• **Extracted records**

------

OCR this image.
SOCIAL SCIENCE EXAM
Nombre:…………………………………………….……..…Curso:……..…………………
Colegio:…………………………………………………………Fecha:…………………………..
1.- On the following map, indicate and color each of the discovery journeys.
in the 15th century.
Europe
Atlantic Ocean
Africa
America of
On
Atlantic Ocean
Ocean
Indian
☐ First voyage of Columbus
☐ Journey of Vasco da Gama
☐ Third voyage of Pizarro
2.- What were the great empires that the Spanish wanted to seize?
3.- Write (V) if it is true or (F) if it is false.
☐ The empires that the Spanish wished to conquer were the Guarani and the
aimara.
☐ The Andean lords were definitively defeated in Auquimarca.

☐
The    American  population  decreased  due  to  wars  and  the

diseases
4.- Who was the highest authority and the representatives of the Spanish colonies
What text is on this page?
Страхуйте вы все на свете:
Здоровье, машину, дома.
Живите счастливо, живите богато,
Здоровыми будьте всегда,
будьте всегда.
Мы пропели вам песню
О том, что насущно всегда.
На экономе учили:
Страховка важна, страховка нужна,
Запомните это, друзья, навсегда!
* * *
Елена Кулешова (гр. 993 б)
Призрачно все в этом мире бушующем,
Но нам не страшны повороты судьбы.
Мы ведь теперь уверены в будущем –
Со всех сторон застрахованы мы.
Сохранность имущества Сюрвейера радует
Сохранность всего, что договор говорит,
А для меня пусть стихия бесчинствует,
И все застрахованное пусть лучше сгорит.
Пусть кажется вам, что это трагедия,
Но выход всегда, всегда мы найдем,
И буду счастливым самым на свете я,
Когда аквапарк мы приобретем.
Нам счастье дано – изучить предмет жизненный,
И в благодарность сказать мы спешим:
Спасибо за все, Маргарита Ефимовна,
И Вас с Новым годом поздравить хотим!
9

------

• **Exercise brief**
Locate the string "Сохранность" in the listing above and copy every line where it occurs.

• **Exercise result**
Сохранность имущества Сюрвейера радует
Сохранность всего, что договор говорит,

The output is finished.